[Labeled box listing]

§ §

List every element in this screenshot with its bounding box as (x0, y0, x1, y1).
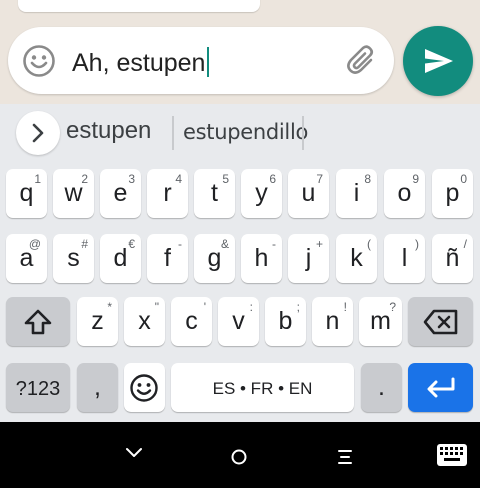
suggestion-item[interactable]: estupen (66, 117, 151, 145)
key-o[interactable]: 9o (384, 169, 425, 218)
key-label: r (163, 179, 172, 207)
key-label: b (278, 307, 293, 335)
key-label: . (378, 373, 385, 401)
key-m[interactable]: ? m (359, 297, 402, 346)
text-cursor (207, 47, 210, 77)
key-label: u (301, 179, 316, 207)
soft-keyboard: estupen estupendillo 1q 2w 3e 4r 5t 6y 7… (0, 104, 480, 422)
attach-button[interactable] (344, 43, 380, 79)
suggestion-divider (302, 116, 304, 150)
key-label: t (211, 179, 218, 207)
suggestion-divider (172, 116, 174, 150)
keyboard-icon (437, 444, 467, 466)
key-label: c (185, 307, 198, 335)
key-label: y (255, 179, 268, 207)
key-i[interactable]: 8i (336, 169, 377, 218)
key-label: p (445, 179, 460, 207)
message-input[interactable]: Ah, estupen (72, 47, 210, 77)
key-label: q (19, 179, 34, 207)
space-key[interactable]: ES • FR • EN (171, 363, 354, 412)
period-key[interactable]: . (361, 363, 402, 412)
key-label: o (397, 179, 412, 207)
key-label: ñ (445, 244, 460, 272)
key-label: g (207, 244, 222, 272)
shift-key[interactable] (6, 297, 70, 346)
send-icon (425, 49, 453, 73)
key-label: w (64, 179, 83, 207)
key-l[interactable]: ) l (384, 234, 425, 283)
key-c[interactable]: ' c (171, 297, 212, 346)
key-u[interactable]: 7u (288, 169, 329, 218)
key-b[interactable]: ; b (265, 297, 306, 346)
key-label: n (325, 307, 340, 335)
keyboard-switch-button[interactable] (437, 444, 467, 471)
key-p[interactable]: 0p (432, 169, 473, 218)
recents-button[interactable] (336, 448, 354, 471)
message-bubble (18, 0, 260, 12)
send-button[interactable] (403, 26, 473, 96)
key-label: f (164, 244, 171, 272)
suggestion-strip: estupen estupendillo (0, 104, 480, 160)
key-w[interactable]: 2w (53, 169, 94, 218)
key-x[interactable]: " x (124, 297, 165, 346)
key-label: j (305, 244, 312, 272)
key-q[interactable]: 1q (6, 169, 47, 218)
key-s[interactable]: # s (53, 234, 94, 283)
home-button[interactable] (230, 448, 248, 471)
backspace-key[interactable] (408, 297, 473, 346)
key-r[interactable]: 4r (147, 169, 188, 218)
key-y[interactable]: 6y (241, 169, 282, 218)
chevron-right-icon (32, 123, 44, 143)
key-v[interactable]: :v (218, 297, 259, 346)
key-label: k (350, 244, 363, 272)
comma-key[interactable]: , (77, 363, 118, 412)
key-n-tilde[interactable]: / ñ (432, 234, 473, 283)
expand-suggestions-button[interactable] (16, 111, 60, 155)
key-label: m (370, 307, 391, 335)
symbols-key[interactable]: ?123 (6, 363, 70, 412)
key-g[interactable]: & g (194, 234, 235, 283)
suggestion-item[interactable]: estupendillo (183, 120, 308, 144)
message-input-text: Ah, estupen (72, 49, 206, 77)
key-label: d (113, 244, 128, 272)
key-label: , (94, 373, 101, 401)
key-label: h (254, 244, 269, 272)
key-label: l (401, 244, 408, 272)
smiley-icon (23, 45, 55, 77)
shift-icon (24, 309, 52, 335)
recents-icon (338, 450, 352, 464)
emoji-button[interactable] (22, 44, 56, 78)
space-key-languages: ES • FR • EN (212, 379, 313, 398)
key-label: a (19, 244, 34, 272)
key-f[interactable]: -f (147, 234, 188, 283)
enter-icon (427, 377, 455, 398)
key-label: v (232, 307, 245, 335)
message-compose-box[interactable]: Ah, estupen (8, 27, 394, 94)
key-label: i (353, 179, 360, 207)
key-h[interactable]: -h (241, 234, 282, 283)
home-circle-icon (231, 449, 247, 465)
chevron-down-icon (126, 448, 142, 457)
backspace-icon (423, 309, 458, 335)
key-label: s (67, 244, 80, 272)
key-d[interactable]: € d (100, 234, 141, 283)
hide-keyboard-button[interactable] (124, 446, 144, 465)
key-e[interactable]: 3e (100, 169, 141, 218)
system-navigation-bar (0, 422, 480, 488)
key-a[interactable]: @ a (6, 234, 47, 283)
enter-key[interactable] (408, 363, 473, 412)
key-j[interactable]: + j (288, 234, 329, 283)
key-label: x (138, 307, 151, 335)
key-n[interactable]: ! n (312, 297, 353, 346)
key-z[interactable]: * z (77, 297, 118, 346)
key-label: e (113, 179, 128, 207)
key-label: ?123 (15, 378, 61, 400)
key-k[interactable]: (k (336, 234, 377, 283)
smiley-icon (130, 374, 158, 402)
key-t[interactable]: 5t (194, 169, 235, 218)
paperclip-icon (347, 45, 374, 74)
key-label: z (91, 307, 104, 335)
emoji-key[interactable] (124, 363, 165, 412)
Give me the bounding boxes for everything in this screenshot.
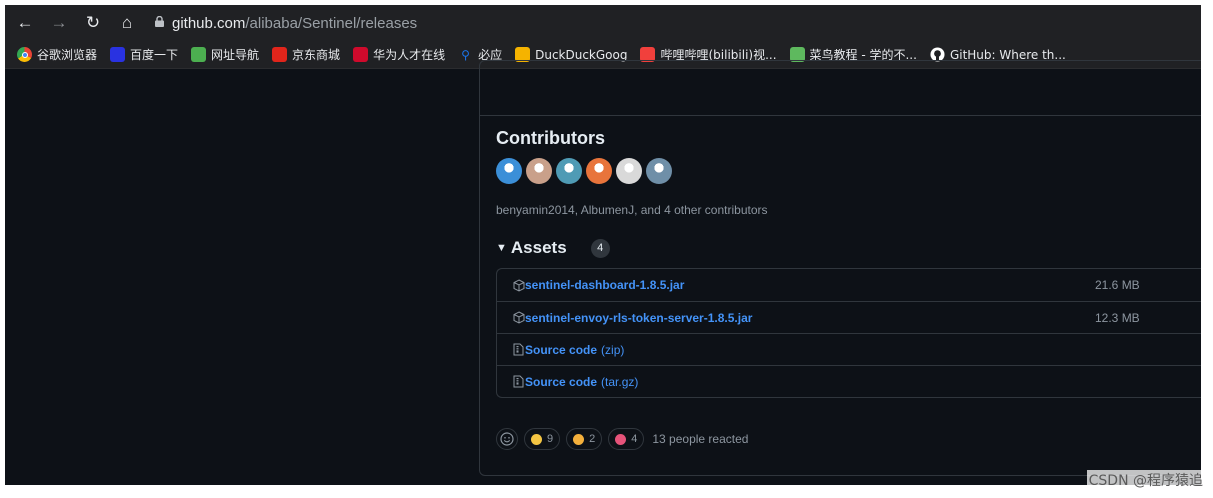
contributor-avatar[interactable]	[646, 158, 672, 184]
asset-link[interactable]: Source code	[525, 343, 597, 357]
contributors-title: Contributors	[496, 128, 605, 148]
url-path: /alibaba/Sentinel/releases	[245, 14, 418, 32]
asset-format[interactable]: (tar.gz)	[601, 375, 638, 389]
home-icon	[191, 47, 207, 62]
baidu-icon	[110, 47, 126, 62]
jd-icon	[272, 47, 288, 62]
asset-size: 21.6 MB	[1095, 278, 1140, 292]
browser-window: ← → ↻ ⌂ github.com/alibaba/Sentinel/rele…	[5, 5, 1201, 485]
caret-down-icon: ▼	[496, 242, 507, 254]
reload-icon[interactable]: ↻	[79, 9, 107, 37]
assets-count-badge: 4	[590, 238, 610, 258]
package-icon	[513, 311, 525, 324]
release-card: Contributors benyamin2014, AlbumenJ, and…	[479, 60, 1201, 476]
contributor-avatar[interactable]	[556, 158, 582, 184]
github-release-page: Contributors benyamin2014, AlbumenJ, and…	[5, 60, 1201, 485]
chrome-icon	[17, 47, 32, 62]
forward-arrow-icon[interactable]: →	[45, 9, 73, 37]
browser-toolbar: ← → ↻ ⌂ github.com/alibaba/Sentinel/rele…	[5, 5, 1201, 41]
reaction-button[interactable]: 2	[566, 428, 603, 450]
bookmark-item[interactable]: 百度一下	[110, 46, 178, 63]
reaction-count: 4	[631, 433, 638, 445]
reaction-button[interactable]: 4	[608, 428, 645, 450]
asset-row: Source code (tar.gz)	[497, 365, 1201, 397]
asset-row: Source code (zip)	[497, 333, 1201, 365]
divider	[480, 115, 1201, 116]
bookmark-item[interactable]: 网址导航	[191, 46, 259, 63]
bookmark-label: 百度一下	[130, 48, 179, 62]
assets-toggle[interactable]: ▼ Assets 4	[496, 238, 610, 258]
asset-format[interactable]: (zip)	[601, 343, 624, 357]
bookmark-label: 网址导航	[211, 48, 260, 62]
bookmark-item[interactable]: 谷歌浏览器	[17, 46, 97, 63]
bookmark-item[interactable]: 华为人才在线	[353, 46, 445, 63]
contributor-avatar[interactable]	[616, 158, 642, 184]
asset-row: sentinel-dashboard-1.8.5.jar 21.6 MB	[497, 269, 1201, 301]
rocket-icon	[615, 433, 627, 445]
reaction-items: 9 2 4	[524, 428, 650, 450]
home-icon[interactable]: ⌂	[113, 9, 141, 37]
asset-link[interactable]: sentinel-envoy-rls-token-server-1.8.5.ja…	[525, 311, 752, 325]
reactions-bar: 9 2 4 13 people reacted	[496, 428, 748, 450]
url-host: github.com	[172, 14, 246, 32]
watermark: CSDN @程序猿追	[1086, 470, 1205, 490]
laugh-icon	[573, 433, 585, 445]
bookmark-label: 京东商城	[292, 48, 341, 62]
assets-list: sentinel-dashboard-1.8.5.jar 21.6 MB senti…	[496, 268, 1201, 398]
assets-title: Assets	[510, 238, 567, 257]
reactions-summary: 13 people reacted	[652, 432, 749, 446]
asset-size: 12.3 MB	[1095, 310, 1140, 325]
bookmark-label: 谷歌浏览器	[37, 48, 98, 62]
package-icon	[513, 278, 525, 292]
lock-icon	[155, 15, 164, 30]
contributor-avatar[interactable]	[526, 158, 552, 184]
bookmark-item[interactable]: 京东商城	[272, 46, 340, 63]
reaction-count: 2	[589, 433, 596, 445]
bookmark-label: 华为人才在线	[373, 48, 446, 62]
search-icon: ⚲	[461, 47, 470, 62]
contributor-avatar[interactable]	[496, 158, 522, 184]
reaction-button[interactable]: 9	[524, 428, 561, 450]
add-reaction-button[interactable]	[496, 428, 518, 450]
contributors-text[interactable]: benyamin2014, AlbumenJ, and 4 other cont…	[496, 203, 768, 217]
file-zip-icon	[513, 343, 525, 356]
contributor-avatar[interactable]	[586, 158, 612, 184]
address-bar[interactable]: github.com/alibaba/Sentinel/releases	[155, 15, 417, 32]
asset-link[interactable]: Source code	[525, 375, 597, 389]
asset-row: sentinel-envoy-rls-token-server-1.8.5.ja…	[497, 301, 1201, 333]
file-zip-icon	[513, 375, 525, 388]
reaction-count: 9	[547, 433, 554, 445]
asset-link[interactable]: sentinel-dashboard-1.8.5.jar	[525, 278, 684, 292]
back-arrow-icon[interactable]: ←	[11, 9, 39, 37]
contributor-avatars	[496, 158, 676, 184]
smiley-icon	[500, 432, 514, 446]
thumbs-up-icon	[531, 433, 542, 445]
huawei-icon	[353, 47, 369, 62]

§ §

To do
Which lines of the listing above contain the word "smiley"? Show each one in full.

Solved problem
smiley-icon (23, 45, 55, 77)
smiley-icon (130, 374, 158, 402)
smiley-icon	[500, 432, 514, 446]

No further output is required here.